◆ **Vérifier sa compréhension**
#1 Relevez toutes les personnes nommées dans le paragraphe principal du texte sur Ernest Breleur, sans tenir compte des notes.
#2 Reproduisez à l'identique le passage du texte sur Ernest Breleur qui va de « 1- Recherches en » jusqu'à « 72, éd. Brunschvicg. » inclus.

Face à cette " Apparition ", que l'on perçoit comme une " Résurrection ", le saisissement saisit quiconque se trouve " abimé " dans la contemplation et comme plongé dans un abîme. Un saisissement qui débouche sur un sentiment de respect et de révérence sacrée. Avec cette toile appartenant à la série " Christ ", Ernest Breleur ne nous a-t-il pas proposé en 1993 une méditation s'apparentant à une " Leçon de ténèbres " ? Une méditation très personnelle qui sert de charnière entre les toiles antérieures de la période Fwomajé et les œuvres radiographiques à venir. Ces œuvres, chacune à leur manière, questionnent la fonction de l'art et sa relation au sacré. Elles constituent autant de tentatives de la part de l'artiste pour tenter d'éclairer ce " chaos monde " dont faisait état son ami, poète et philosophe, Edouard Glissant. Car, comme vient de l'écrire François CHENG dans son ouvrage Cinq méditations sur la mort6, "Un monde sans sacré est un monde de chaos.[...] C'est pourquoi il convient de réaffirmer le sacré fondamental, celui de la vie." Si ce tableau met un terme à sa série des " Christ " tout autant qu'à sa pratique de la peinture, Ernest Breleur n'en aura jamais fini ni avec la mort ni avec le corps. Avec la pesanteur du Néant d'un côté et avec l'incroyable " légèreté de l'Etre " de l'autre.
1- Recherches en esthétique, " Appropriation ", revue n° 2 du CEREAP, 1996.
2 -Aimé Césaire, Cahier d'un retour au pays natal, Paris, éd. Présence Africaine, 1983, p. 61.
3- Pascal, Pensées, n° 72, éd. Brunschvicg.
4-Arthur Rimbaud, " Voyelles ", v. 9, Poésies complètes, Le Livre de Poche, 1960, p. 106.
5-Aica sc, 1er avril 2013, à propos de l'Exposition d'Ernest Breleur " Peintures 1989-1994 ". à l'Habitation Saint-Etinnes, Gros Morne, Martinique.
6-François CHENG, Cinq méditations sur la mort, Paris, Albin Michel, 2013.

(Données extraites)

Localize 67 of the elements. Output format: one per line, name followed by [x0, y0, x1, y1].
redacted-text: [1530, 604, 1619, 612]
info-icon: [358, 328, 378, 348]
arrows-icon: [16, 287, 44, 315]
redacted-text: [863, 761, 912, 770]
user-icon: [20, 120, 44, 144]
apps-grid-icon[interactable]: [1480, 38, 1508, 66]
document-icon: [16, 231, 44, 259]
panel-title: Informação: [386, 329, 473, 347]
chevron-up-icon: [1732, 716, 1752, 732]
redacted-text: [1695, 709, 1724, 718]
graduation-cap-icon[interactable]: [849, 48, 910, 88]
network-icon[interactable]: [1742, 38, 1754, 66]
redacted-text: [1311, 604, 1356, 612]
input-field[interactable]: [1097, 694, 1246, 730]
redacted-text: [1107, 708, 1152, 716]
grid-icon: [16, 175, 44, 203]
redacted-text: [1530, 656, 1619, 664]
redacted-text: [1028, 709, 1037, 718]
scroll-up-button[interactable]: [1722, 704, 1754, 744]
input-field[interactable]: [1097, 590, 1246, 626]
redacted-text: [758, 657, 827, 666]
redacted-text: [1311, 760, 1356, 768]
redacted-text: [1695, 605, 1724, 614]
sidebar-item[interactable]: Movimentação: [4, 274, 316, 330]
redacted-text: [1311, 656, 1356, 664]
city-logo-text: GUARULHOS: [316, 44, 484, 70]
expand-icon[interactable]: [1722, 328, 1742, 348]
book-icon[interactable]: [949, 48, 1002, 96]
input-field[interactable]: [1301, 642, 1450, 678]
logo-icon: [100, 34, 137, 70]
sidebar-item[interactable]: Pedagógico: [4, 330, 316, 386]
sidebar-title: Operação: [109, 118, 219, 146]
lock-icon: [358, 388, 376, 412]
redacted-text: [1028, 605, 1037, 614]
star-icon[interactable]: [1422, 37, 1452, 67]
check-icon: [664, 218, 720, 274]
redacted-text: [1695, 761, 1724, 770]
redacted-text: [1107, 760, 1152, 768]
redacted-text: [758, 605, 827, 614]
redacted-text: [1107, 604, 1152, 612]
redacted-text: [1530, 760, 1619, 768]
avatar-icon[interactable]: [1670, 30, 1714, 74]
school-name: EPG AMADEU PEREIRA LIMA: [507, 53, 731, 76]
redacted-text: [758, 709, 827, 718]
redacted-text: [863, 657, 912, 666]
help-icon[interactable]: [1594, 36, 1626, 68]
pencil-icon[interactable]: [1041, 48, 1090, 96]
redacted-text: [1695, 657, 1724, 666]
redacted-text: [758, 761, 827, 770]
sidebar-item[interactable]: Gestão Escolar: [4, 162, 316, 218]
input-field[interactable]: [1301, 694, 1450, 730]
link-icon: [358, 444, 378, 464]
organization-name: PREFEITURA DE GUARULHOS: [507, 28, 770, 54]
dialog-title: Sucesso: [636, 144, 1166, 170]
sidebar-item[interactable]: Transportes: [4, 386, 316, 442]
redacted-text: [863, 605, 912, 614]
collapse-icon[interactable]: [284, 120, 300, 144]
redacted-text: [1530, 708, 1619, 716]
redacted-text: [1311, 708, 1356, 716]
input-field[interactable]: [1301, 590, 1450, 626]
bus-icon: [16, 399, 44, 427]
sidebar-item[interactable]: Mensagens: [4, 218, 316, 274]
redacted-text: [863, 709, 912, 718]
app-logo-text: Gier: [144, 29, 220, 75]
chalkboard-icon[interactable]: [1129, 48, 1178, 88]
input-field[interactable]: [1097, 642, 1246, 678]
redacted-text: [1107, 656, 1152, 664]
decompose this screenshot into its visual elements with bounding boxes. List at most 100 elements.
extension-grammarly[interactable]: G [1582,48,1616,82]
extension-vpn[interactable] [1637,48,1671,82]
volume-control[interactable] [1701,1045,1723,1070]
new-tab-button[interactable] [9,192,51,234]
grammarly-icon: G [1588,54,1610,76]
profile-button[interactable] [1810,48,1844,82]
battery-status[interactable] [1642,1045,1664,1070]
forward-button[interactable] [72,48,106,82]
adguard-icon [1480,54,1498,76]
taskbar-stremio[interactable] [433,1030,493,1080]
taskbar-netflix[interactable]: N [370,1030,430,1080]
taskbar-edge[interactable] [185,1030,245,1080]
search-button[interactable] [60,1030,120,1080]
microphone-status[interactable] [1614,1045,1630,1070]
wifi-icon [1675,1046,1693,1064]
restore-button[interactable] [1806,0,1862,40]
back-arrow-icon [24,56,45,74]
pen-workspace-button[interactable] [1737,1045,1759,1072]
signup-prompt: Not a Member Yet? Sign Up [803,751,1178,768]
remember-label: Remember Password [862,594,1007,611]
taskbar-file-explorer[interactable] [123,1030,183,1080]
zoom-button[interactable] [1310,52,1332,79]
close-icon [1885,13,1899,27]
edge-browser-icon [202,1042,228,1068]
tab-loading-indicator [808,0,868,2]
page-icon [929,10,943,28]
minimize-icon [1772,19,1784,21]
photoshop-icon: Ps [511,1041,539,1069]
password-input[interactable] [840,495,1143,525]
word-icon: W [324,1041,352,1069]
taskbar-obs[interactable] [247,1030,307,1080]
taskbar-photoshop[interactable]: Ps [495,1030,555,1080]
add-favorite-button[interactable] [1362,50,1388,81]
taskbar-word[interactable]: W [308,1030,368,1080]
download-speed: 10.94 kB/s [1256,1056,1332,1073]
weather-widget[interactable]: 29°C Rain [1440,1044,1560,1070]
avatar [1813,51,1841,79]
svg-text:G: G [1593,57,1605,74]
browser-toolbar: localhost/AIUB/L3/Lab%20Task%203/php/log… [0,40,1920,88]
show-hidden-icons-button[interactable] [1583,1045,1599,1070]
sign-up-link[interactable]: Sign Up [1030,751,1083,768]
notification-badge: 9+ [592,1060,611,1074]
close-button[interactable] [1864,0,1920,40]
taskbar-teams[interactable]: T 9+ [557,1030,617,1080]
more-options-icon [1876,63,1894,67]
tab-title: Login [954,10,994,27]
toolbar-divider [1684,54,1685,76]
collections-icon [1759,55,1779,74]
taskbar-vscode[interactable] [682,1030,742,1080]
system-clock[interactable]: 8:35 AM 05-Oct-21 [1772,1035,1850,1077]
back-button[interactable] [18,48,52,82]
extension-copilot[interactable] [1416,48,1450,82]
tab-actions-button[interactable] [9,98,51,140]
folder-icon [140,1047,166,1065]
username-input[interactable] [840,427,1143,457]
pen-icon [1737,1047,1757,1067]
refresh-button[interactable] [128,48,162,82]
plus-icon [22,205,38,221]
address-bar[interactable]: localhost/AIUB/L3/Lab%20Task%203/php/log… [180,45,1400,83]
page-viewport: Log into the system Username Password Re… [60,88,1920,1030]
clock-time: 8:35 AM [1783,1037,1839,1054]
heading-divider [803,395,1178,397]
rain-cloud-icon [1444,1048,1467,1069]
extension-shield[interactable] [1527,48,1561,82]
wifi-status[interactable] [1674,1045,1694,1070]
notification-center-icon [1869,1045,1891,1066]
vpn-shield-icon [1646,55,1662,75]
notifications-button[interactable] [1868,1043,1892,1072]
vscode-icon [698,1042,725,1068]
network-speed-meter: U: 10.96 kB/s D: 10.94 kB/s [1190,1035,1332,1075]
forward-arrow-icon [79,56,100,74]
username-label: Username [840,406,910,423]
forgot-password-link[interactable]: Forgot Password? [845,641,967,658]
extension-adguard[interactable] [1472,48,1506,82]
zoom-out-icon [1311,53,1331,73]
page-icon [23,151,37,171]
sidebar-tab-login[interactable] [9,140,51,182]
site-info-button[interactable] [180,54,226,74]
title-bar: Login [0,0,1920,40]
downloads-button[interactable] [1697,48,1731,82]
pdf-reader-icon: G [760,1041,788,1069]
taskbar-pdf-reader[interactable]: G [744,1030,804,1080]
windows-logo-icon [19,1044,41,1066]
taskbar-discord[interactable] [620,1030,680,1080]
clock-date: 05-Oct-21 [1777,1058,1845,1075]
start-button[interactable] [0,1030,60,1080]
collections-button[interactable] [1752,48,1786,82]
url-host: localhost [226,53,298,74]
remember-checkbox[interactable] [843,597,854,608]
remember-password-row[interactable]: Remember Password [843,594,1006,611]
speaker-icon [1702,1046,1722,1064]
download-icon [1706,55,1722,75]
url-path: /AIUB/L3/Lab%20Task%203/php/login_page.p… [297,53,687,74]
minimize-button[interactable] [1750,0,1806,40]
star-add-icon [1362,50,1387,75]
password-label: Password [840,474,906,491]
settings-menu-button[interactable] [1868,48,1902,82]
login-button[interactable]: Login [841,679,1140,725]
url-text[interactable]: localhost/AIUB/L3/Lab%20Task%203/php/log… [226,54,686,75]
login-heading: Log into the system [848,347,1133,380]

◆ **Résultats**
#1 Ernest Breleur, Edouard Glissant, François CHENG

#2
1- Recherches en esthétique, " Appropriation ", revue n° 2 du CEREAP, 1996.
2 -Aimé Césaire, Cahier d'un retour au pays natal, Paris, éd. Présence Africaine, 1983, p. 61.
3- Pascal, Pensées, n° 72, éd. Brunschvicg.